▸ **Supplied records**:
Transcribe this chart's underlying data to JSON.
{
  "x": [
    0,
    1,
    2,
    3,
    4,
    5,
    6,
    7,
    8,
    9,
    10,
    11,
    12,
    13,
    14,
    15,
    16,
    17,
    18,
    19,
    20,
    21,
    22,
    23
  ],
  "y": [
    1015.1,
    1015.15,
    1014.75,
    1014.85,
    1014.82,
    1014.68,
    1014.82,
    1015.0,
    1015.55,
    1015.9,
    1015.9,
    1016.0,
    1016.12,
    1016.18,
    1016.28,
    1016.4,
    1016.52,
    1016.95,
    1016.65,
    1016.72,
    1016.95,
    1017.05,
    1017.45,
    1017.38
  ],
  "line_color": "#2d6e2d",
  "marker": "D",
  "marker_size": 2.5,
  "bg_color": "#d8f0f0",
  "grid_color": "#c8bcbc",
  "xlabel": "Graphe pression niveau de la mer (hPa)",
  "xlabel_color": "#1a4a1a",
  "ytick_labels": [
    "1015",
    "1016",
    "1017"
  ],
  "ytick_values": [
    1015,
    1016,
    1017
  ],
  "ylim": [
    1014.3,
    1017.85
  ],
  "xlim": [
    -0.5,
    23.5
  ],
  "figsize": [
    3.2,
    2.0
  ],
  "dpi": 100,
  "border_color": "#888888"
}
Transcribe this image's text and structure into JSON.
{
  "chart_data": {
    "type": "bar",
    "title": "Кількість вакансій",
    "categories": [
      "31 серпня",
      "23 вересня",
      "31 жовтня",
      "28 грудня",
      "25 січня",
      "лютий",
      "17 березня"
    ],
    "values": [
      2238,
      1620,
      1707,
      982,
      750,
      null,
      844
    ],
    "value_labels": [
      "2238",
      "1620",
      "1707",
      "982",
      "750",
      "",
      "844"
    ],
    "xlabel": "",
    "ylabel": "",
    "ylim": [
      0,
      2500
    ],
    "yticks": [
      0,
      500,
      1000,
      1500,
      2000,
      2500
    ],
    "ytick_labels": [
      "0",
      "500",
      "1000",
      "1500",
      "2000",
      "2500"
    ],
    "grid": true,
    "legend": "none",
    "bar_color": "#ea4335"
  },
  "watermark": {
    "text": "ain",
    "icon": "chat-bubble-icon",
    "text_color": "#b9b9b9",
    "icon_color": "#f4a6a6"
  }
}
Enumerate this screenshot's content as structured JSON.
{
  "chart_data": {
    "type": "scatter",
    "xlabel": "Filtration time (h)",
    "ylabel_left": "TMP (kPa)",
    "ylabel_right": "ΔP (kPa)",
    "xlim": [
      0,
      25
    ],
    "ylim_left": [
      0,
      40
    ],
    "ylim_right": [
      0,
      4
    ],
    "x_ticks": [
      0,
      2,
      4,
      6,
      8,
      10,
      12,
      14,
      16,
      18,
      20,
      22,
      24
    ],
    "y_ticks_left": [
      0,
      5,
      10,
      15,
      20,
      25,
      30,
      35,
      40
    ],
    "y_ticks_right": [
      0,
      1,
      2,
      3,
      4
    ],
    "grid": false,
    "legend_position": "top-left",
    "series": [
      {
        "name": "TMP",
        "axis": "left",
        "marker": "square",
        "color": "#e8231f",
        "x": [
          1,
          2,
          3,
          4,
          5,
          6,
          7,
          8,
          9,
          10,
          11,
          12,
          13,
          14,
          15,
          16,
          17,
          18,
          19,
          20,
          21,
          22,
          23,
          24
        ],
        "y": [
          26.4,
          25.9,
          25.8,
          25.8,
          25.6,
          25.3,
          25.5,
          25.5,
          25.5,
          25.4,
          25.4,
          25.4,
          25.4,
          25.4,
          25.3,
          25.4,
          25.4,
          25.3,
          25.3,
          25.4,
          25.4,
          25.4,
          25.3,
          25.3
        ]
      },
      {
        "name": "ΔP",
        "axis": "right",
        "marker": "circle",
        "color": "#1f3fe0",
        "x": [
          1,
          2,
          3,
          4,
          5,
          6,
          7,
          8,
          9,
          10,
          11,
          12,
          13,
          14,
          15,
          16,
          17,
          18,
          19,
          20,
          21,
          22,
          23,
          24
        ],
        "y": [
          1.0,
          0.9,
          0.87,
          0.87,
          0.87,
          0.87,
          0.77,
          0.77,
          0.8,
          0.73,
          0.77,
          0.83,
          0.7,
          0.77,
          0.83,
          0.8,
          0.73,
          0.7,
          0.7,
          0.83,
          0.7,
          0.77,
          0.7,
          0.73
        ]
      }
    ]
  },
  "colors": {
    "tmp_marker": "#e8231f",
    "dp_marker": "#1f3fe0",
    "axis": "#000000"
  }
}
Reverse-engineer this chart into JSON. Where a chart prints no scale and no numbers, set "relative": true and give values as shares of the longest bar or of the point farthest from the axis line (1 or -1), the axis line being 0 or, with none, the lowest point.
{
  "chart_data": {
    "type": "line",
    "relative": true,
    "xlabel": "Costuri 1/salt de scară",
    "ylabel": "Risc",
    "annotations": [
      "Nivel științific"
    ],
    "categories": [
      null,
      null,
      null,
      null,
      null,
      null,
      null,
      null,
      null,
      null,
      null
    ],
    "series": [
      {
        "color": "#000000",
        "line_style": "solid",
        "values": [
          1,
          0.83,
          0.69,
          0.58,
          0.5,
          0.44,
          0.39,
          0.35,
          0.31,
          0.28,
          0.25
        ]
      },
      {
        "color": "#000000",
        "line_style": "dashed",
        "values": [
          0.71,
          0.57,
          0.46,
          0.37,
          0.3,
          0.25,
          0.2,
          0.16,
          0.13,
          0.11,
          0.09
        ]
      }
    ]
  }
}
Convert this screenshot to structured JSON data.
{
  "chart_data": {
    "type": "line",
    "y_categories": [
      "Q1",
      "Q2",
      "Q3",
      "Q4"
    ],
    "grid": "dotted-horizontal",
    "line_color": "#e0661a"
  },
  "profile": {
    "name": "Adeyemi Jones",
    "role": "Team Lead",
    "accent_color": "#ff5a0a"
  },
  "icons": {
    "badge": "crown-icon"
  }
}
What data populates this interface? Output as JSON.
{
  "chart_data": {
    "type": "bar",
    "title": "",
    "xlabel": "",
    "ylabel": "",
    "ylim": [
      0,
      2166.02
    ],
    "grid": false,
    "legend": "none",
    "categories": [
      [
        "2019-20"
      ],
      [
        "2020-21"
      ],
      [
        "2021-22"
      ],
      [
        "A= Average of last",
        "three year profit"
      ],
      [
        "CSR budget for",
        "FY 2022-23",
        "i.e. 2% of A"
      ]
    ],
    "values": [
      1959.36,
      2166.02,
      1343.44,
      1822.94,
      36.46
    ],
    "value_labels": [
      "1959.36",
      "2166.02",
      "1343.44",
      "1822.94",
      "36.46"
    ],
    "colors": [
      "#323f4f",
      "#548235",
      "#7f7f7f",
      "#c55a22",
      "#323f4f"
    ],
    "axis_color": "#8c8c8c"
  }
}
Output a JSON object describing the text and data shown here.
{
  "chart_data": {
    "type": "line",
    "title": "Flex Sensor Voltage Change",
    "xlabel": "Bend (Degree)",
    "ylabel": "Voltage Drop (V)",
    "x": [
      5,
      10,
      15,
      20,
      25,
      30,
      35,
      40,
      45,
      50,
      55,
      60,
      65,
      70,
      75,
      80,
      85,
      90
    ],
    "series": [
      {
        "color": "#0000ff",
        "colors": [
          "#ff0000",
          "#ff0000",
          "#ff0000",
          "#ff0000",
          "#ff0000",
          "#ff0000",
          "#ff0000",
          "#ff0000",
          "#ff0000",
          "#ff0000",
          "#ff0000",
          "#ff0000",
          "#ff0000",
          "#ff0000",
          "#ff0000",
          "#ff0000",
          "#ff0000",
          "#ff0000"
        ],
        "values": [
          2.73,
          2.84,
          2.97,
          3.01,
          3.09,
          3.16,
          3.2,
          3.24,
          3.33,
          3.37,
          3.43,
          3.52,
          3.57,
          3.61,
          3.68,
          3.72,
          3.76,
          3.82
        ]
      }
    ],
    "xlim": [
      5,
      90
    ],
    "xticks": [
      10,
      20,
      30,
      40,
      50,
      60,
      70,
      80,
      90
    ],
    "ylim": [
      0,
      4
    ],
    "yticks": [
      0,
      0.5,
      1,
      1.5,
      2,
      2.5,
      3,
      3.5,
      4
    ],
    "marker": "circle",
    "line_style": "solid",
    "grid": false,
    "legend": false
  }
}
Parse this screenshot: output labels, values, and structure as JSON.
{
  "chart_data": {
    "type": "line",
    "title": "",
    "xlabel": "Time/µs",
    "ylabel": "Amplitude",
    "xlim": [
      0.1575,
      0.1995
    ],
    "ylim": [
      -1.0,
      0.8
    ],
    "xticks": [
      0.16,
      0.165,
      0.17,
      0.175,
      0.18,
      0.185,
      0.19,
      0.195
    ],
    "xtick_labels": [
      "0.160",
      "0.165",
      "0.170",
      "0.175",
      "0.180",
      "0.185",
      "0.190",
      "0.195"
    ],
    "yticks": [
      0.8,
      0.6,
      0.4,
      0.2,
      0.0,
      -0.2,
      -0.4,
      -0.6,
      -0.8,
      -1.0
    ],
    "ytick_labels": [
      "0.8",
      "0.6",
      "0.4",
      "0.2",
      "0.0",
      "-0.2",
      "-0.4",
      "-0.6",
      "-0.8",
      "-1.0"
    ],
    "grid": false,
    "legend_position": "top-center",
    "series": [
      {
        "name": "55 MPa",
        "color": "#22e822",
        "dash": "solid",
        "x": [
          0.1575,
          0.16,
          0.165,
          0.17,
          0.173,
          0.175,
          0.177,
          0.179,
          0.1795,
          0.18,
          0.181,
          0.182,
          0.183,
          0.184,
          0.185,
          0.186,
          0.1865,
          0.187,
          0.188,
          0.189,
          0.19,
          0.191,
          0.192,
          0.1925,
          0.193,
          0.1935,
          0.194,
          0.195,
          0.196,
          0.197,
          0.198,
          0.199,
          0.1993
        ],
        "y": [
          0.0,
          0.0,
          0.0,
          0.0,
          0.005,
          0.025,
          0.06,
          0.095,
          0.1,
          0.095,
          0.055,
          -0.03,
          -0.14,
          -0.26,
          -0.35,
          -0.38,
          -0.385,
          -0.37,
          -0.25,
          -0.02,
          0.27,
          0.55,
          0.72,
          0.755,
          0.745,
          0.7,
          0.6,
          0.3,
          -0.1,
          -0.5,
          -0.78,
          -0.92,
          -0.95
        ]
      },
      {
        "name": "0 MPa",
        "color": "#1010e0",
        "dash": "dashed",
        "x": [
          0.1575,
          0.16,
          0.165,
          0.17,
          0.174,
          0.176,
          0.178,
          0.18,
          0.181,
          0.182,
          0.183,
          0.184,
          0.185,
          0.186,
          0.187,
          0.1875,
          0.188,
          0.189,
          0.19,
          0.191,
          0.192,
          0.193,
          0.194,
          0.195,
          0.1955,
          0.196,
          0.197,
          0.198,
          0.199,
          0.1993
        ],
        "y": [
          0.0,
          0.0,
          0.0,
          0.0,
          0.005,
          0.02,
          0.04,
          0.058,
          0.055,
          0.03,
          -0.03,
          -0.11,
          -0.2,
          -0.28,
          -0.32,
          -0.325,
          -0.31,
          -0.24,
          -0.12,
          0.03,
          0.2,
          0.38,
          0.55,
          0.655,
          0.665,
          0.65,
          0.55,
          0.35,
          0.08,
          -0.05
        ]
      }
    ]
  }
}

▸ **Request**: Search the entries for "Voltage" and copy out each line that has it.

▸ **Answer**:
    "title": "Flex Sensor Voltage Change",
    "ylabel": "Voltage Drop (V)",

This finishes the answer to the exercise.